> **GIVEN TASK**
Copy the records below exactly, leaving out every picture.

[Stored entries]
-------
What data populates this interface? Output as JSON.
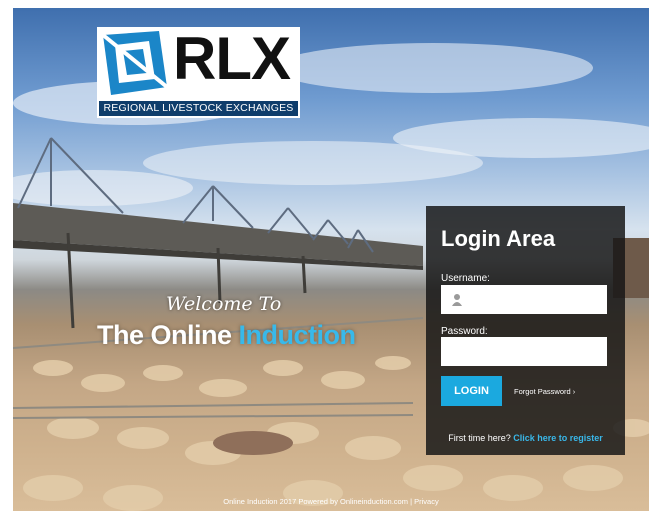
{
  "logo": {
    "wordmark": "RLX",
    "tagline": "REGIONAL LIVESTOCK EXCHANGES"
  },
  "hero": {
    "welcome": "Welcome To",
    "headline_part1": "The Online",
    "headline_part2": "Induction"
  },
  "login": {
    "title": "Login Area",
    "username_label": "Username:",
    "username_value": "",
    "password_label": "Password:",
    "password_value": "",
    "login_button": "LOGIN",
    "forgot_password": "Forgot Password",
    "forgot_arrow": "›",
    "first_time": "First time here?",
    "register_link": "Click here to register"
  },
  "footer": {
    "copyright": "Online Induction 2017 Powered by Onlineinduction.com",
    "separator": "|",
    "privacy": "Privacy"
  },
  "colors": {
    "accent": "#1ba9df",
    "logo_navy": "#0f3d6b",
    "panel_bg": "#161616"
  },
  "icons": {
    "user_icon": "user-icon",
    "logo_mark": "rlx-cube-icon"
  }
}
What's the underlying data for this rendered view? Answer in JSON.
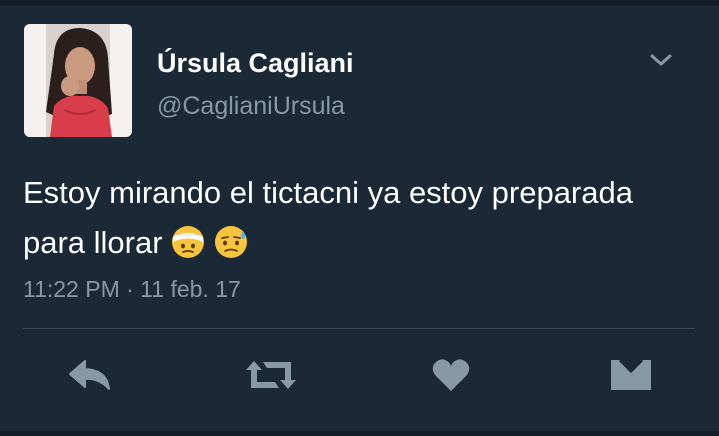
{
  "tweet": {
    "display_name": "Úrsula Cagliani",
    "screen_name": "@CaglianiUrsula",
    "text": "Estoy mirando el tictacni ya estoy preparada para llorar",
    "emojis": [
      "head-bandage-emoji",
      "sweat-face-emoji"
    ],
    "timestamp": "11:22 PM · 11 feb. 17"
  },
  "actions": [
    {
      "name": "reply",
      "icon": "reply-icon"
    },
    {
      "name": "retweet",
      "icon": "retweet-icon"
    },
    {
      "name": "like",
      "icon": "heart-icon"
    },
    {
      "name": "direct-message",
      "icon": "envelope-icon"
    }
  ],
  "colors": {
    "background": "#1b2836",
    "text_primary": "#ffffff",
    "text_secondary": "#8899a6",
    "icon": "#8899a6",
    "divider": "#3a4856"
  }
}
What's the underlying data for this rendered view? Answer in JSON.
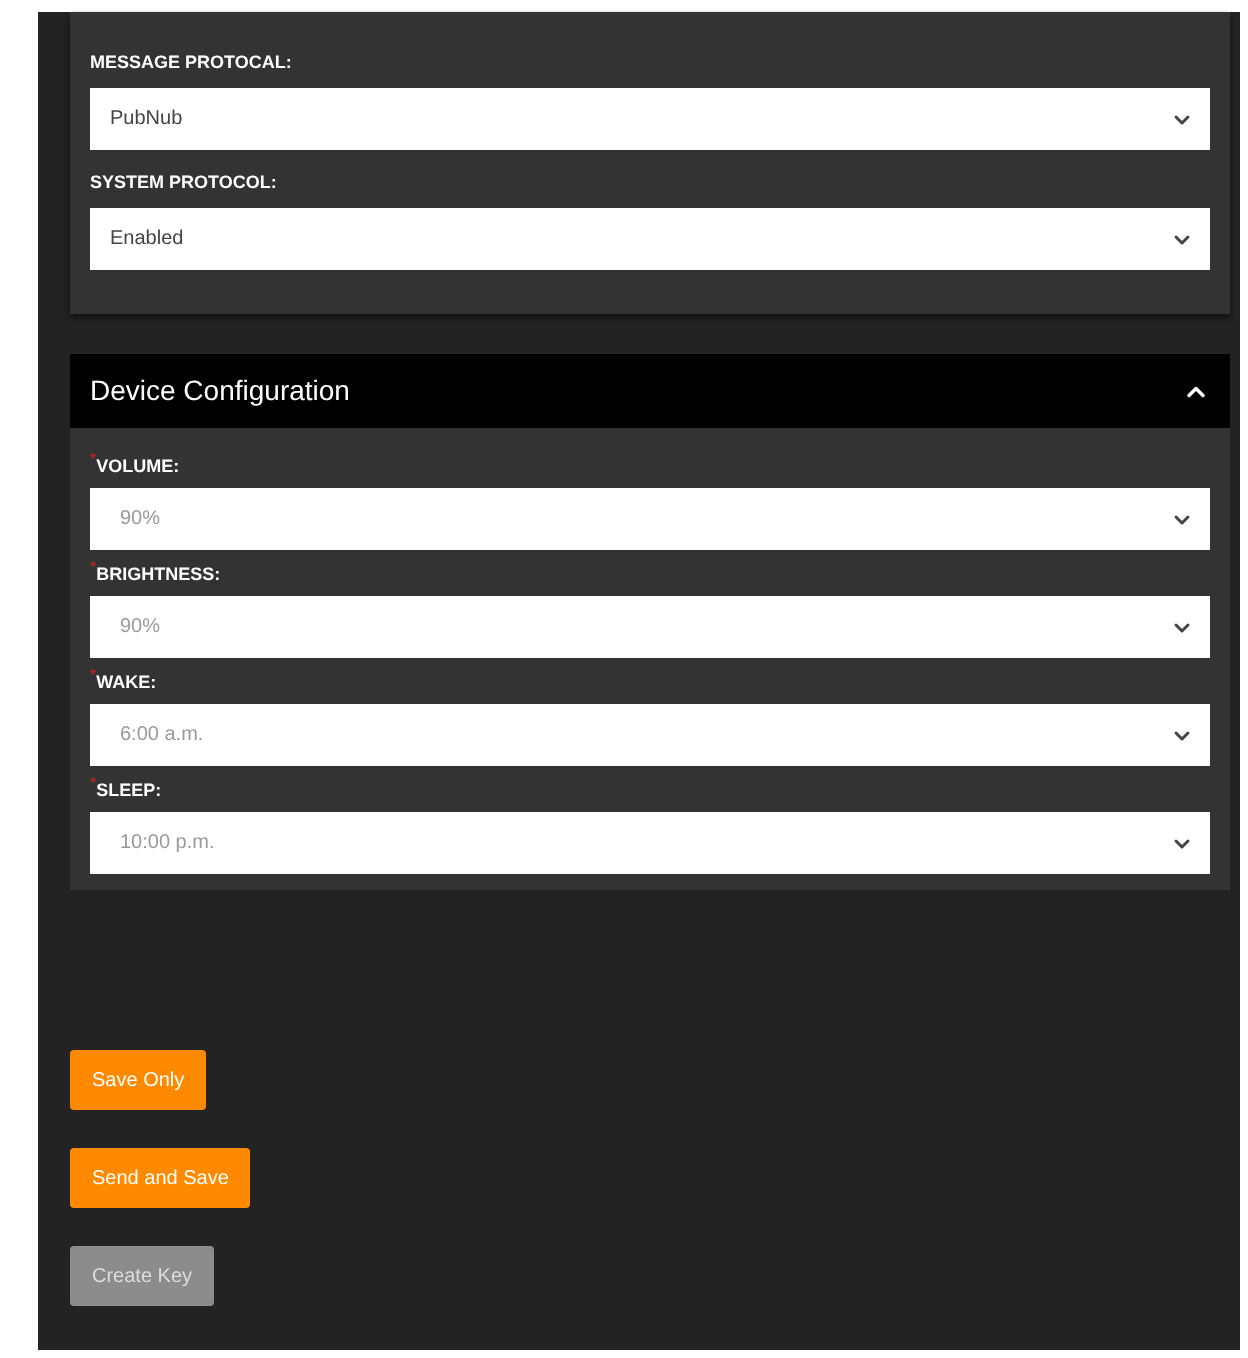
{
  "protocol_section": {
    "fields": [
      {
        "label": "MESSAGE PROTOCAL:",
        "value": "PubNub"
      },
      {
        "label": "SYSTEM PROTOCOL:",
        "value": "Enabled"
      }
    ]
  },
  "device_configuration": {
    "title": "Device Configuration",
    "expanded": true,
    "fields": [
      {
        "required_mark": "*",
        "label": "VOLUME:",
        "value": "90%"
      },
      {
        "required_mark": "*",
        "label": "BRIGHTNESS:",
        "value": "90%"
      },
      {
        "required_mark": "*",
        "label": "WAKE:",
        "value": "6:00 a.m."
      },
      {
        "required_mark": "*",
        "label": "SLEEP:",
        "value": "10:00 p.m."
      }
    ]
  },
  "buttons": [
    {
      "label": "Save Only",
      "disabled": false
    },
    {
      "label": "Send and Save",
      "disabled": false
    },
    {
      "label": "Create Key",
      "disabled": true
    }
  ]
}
-------
> **RESPONSE TO THIS EXERCISE**
What data populates this interface? Output as JSON.
{
  "logo": {
    "wordmark": "RLX",
    "tagline": "REGIONAL LIVESTOCK EXCHANGES"
  },
  "hero": {
    "welcome": "Welcome To",
    "headline_part1": "The Online",
    "headline_part2": "Induction"
  },
  "login": {
    "title": "Login Area",
    "username_label": "Username:",
    "username_value": "",
    "password_label": "Password:",
    "password_value": "",
    "login_button": "LOGIN",
    "forgot_password": "Forgot Password",
    "forgot_arrow": "›",
    "first_time": "First time here?",
    "register_link": "Click here to register"
  },
  "footer": {
    "copyright": "Online Induction 2017 Powered by Onlineinduction.com",
    "separator": "|",
    "privacy": "Privacy"
  },
  "colors": {
    "accent": "#1ba9df",
    "logo_navy": "#0f3d6b",
    "panel_bg": "#161616"
  },
  "icons": {
    "user_icon": "user-icon",
    "logo_mark": "rlx-cube-icon"
  }
}
What's the underlying data for this rendered view? Answer in JSON.
{
  "tweet": {
    "display_name": "Úrsula Cagliani",
    "screen_name": "@CaglianiUrsula",
    "text": "Estoy mirando el tictacni ya estoy preparada para llorar",
    "emojis": [
      "head-bandage-emoji",
      "sweat-face-emoji"
    ],
    "timestamp": "11:22 PM · 11 feb. 17"
  },
  "actions": [
    {
      "name": "reply",
      "icon": "reply-icon"
    },
    {
      "name": "retweet",
      "icon": "retweet-icon"
    },
    {
      "name": "like",
      "icon": "heart-icon"
    },
    {
      "name": "direct-message",
      "icon": "envelope-icon"
    }
  ],
  "colors": {
    "background": "#1b2836",
    "text_primary": "#ffffff",
    "text_secondary": "#8899a6",
    "icon": "#8899a6",
    "divider": "#3a4856"
  }
}
What's the underlying data for this rendered view? Answer in JSON.
{
  "protocol_section": {
    "fields": [
      {
        "label": "MESSAGE PROTOCAL:",
        "value": "PubNub"
      },
      {
        "label": "SYSTEM PROTOCOL:",
        "value": "Enabled"
      }
    ]
  },
  "device_configuration": {
    "title": "Device Configuration",
    "expanded": true,
    "fields": [
      {
        "required_mark": "*",
        "label": "VOLUME:",
        "value": "90%"
      },
      {
        "required_mark": "*",
        "label": "BRIGHTNESS:",
        "value": "90%"
      },
      {
        "required_mark": "*",
        "label": "WAKE:",
        "value": "6:00 a.m."
      },
      {
        "required_mark": "*",
        "label": "SLEEP:",
        "value": "10:00 p.m."
      }
    ]
  },
  "buttons": [
    {
      "label": "Save Only",
      "disabled": false
    },
    {
      "label": "Send and Save",
      "disabled": false
    },
    {
      "label": "Create Key",
      "disabled": true
    }
  ]
}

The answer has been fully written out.